What is asked
Select and reproduce each line of the listing below that bears the string "Test".

Data
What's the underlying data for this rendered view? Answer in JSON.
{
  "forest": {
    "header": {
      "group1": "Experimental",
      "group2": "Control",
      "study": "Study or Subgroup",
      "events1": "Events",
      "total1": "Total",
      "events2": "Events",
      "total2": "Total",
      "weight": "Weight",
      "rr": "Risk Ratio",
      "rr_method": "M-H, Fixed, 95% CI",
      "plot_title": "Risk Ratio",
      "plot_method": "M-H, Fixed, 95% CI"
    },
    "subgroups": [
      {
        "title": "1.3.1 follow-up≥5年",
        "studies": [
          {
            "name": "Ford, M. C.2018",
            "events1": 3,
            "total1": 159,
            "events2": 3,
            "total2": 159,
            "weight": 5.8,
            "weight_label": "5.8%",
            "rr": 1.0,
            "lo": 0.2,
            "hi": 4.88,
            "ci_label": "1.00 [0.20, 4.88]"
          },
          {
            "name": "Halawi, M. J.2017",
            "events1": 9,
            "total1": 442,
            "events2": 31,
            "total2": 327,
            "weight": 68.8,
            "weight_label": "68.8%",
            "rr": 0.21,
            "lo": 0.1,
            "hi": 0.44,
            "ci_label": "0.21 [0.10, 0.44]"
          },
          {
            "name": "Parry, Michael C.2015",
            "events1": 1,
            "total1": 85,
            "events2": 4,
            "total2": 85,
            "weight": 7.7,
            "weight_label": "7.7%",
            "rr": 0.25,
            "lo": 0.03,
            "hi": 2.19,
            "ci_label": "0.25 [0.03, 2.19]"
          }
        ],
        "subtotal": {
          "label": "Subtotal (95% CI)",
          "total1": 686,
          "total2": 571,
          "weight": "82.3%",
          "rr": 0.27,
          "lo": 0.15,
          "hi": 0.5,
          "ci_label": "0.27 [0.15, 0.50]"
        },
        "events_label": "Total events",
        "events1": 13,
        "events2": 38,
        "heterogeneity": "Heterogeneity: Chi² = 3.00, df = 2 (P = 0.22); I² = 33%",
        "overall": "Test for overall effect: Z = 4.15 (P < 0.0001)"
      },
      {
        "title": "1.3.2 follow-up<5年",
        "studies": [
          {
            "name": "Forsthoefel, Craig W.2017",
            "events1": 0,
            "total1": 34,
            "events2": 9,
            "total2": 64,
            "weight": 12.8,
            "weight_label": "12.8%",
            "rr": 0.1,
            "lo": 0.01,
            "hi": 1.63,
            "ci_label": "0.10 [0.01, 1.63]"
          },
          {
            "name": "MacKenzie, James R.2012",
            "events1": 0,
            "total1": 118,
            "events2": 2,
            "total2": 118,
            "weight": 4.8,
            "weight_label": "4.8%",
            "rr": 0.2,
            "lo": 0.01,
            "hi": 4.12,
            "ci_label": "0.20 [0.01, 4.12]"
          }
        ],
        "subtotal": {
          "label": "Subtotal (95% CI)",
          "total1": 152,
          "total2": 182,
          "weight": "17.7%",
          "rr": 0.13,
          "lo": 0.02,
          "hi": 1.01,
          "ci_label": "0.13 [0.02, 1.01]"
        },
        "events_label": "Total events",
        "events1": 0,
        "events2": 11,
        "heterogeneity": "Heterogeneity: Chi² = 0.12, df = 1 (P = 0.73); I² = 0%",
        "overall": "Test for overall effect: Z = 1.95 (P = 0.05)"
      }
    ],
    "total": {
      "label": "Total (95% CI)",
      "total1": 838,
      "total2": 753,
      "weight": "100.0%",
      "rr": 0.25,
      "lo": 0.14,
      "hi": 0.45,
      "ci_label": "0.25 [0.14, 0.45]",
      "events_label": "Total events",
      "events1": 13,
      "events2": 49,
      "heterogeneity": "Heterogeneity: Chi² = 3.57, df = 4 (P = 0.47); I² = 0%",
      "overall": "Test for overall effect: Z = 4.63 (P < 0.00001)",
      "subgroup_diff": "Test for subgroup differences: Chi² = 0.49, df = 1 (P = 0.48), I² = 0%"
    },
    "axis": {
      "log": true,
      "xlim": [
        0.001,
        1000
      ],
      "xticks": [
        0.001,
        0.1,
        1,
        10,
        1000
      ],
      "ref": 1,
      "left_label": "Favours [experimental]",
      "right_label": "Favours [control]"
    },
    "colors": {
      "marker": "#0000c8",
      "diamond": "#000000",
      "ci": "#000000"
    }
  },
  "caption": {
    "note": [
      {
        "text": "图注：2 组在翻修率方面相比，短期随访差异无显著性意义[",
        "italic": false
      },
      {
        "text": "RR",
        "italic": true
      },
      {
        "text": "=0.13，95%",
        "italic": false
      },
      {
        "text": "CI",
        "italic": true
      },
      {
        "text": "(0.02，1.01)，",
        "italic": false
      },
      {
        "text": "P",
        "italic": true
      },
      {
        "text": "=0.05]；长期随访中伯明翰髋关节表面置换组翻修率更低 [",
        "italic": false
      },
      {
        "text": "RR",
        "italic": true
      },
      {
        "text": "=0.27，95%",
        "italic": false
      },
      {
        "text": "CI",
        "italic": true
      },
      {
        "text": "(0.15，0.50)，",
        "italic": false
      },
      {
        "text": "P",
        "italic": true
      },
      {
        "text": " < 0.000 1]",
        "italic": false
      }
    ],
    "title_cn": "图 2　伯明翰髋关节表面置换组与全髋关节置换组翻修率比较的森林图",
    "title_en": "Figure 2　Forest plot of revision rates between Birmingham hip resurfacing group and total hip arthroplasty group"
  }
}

Exercise response
        "overall": "Test for overall effect: Z = 4.15 (P < 0.0001)"
        "overall": "Test for overall effect: Z = 1.95 (P = 0.05)"
      "overall": "Test for overall effect: Z = 4.63 (P < 0.00001)",
      "subgroup_diff": "Test for subgroup differences: Chi² = 0.49, df = 1 (P = 0.48), I² = 0%"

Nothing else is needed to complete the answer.